- Short exercise:
Every line of the records must be repeated exactly; pictures stay out.

- Data excerpts:
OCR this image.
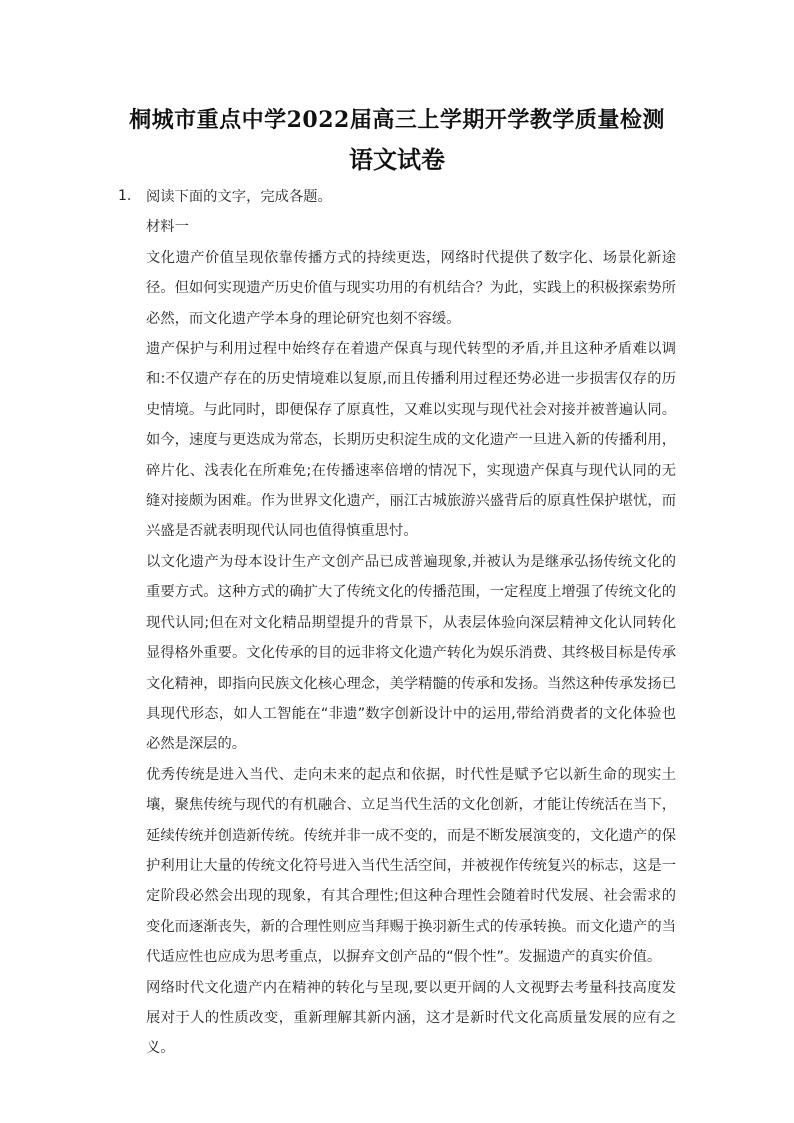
桐城市重点中学2022届高三上学期开学教学质量检测
语文试卷
1. 阅读下面的文字，完成各题。

材料一

文化遗产价值呈现依靠传播方式的持续更迭，网络时代提供了数字化、场景化新途径。但如何实现遗产历史价值与现实功用的有机结合？为此，实践上的积极探索势所必然，而文化遗产学本身的理论研究也刻不容缓。

遗产保护与利用过程中始终存在着遗产保真与现代转型的矛盾,并且这种矛盾难以调和:不仅遗产存在的历史情境难以复原,而且传播利用过程还势必进一步损害仅存的历史情境。与此同时，即便保存了原真性，又难以实现与现代社会对接并被普遍认同。如今，速度与更迭成为常态，长期历史积淀生成的文化遗产一旦进入新的传播利用，碎片化、浅表化在所难免;在传播速率倍增的情况下，实现遗产保真与现代认同的无缝对接颇为困难。作为世界文化遗产，丽江古城旅游兴盛背后的原真性保护堪忧，而兴盛是否就表明现代认同也值得慎重思忖。

以文化遗产为母本设计生产文创产品已成普遍现象,并被认为是继承弘扬传统文化的重要方式。这种方式的确扩大了传统文化的传播范围，一定程度上增强了传统文化的现代认同;但在对文化精品期望提升的背景下，从表层体验向深层精神文化认同转化显得格外重要。文化传承的目的远非将文化遗产转化为娱乐消费、其终极目标是传承文化精神，即指向民族文化核心理念，美学精髓的传承和发扬。当然这种传承发扬已具现代形态，如人工智能在“非遗”数字创新设计中的运用,带给消费者的文化体验也必然是深层的。

优秀传统是进入当代、走向未来的起点和依据，时代性是赋予它以新生命的现实土壤，聚焦传统与现代的有机融合、立足当代生活的文化创新，才能让传统活在当下，延续传统并创造新传统。传统并非一成不变的，而是不断发展演变的，文化遗产的保护利用让大量的传统文化符号进入当代生活空间，并被视作传统复兴的标志，这是一定阶段必然会出现的现象，有其合理性;但这种合理性会随着时代发展、社会需求的变化而逐渐丧失，新的合理性则应当拜赐于换羽新生式的传承转换。而文化遗产的当代适应性也应成为思考重点，以摒弃文创产品的“假个性”。发掘遗产的真实价值。

网络时代文化遗产内在精神的转化与呈现,要以更开阔的人文视野去考量科技高度发展对于人的性质改变，重新理解其新内涵，这才是新时代文化高质量发展的应有之义。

- The completed task:
OCR this image.
桐城市重点中学2022届高三上学期开学教学质量检测
语文试卷
1. 阅读下面的文字，完成各题。

材料一

文化遗产价值呈现依靠传播方式的持续更迭，网络时代提供了数字化、场景化新途径。但如何实现遗产历史价值与现实功用的有机结合？为此，实践上的积极探索势所必然，而文化遗产学本身的理论研究也刻不容缓。

遗产保护与利用过程中始终存在着遗产保真与现代转型的矛盾,并且这种矛盾难以调和:不仅遗产存在的历史情境难以复原,而且传播利用过程还势必进一步损害仅存的历史情境。与此同时，即便保存了原真性，又难以实现与现代社会对接并被普遍认同。如今，速度与更迭成为常态，长期历史积淀生成的文化遗产一旦进入新的传播利用，碎片化、浅表化在所难免;在传播速率倍增的情况下，实现遗产保真与现代认同的无缝对接颇为困难。作为世界文化遗产，丽江古城旅游兴盛背后的原真性保护堪忧，而兴盛是否就表明现代认同也值得慎重思忖。

以文化遗产为母本设计生产文创产品已成普遍现象,并被认为是继承弘扬传统文化的重要方式。这种方式的确扩大了传统文化的传播范围，一定程度上增强了传统文化的现代认同;但在对文化精品期望提升的背景下，从表层体验向深层精神文化认同转化显得格外重要。文化传承的目的远非将文化遗产转化为娱乐消费、其终极目标是传承文化精神，即指向民族文化核心理念，美学精髓的传承和发扬。当然这种传承发扬已具现代形态，如人工智能在“非遗”数字创新设计中的运用,带给消费者的文化体验也必然是深层的。

优秀传统是进入当代、走向未来的起点和依据，时代性是赋予它以新生命的现实土壤，聚焦传统与现代的有机融合、立足当代生活的文化创新，才能让传统活在当下，延续传统并创造新传统。传统并非一成不变的，而是不断发展演变的，文化遗产的保护利用让大量的传统文化符号进入当代生活空间，并被视作传统复兴的标志，这是一定阶段必然会出现的现象，有其合理性;但这种合理性会随着时代发展、社会需求的变化而逐渐丧失，新的合理性则应当拜赐于换羽新生式的传承转换。而文化遗产的当代适应性也应成为思考重点，以摒弃文创产品的“假个性”。发掘遗产的真实价值。

网络时代文化遗产内在精神的转化与呈现,要以更开阔的人文视野去考量科技高度发展对于人的性质改变，重新理解其新内涵，这才是新时代文化高质量发展的应有之义。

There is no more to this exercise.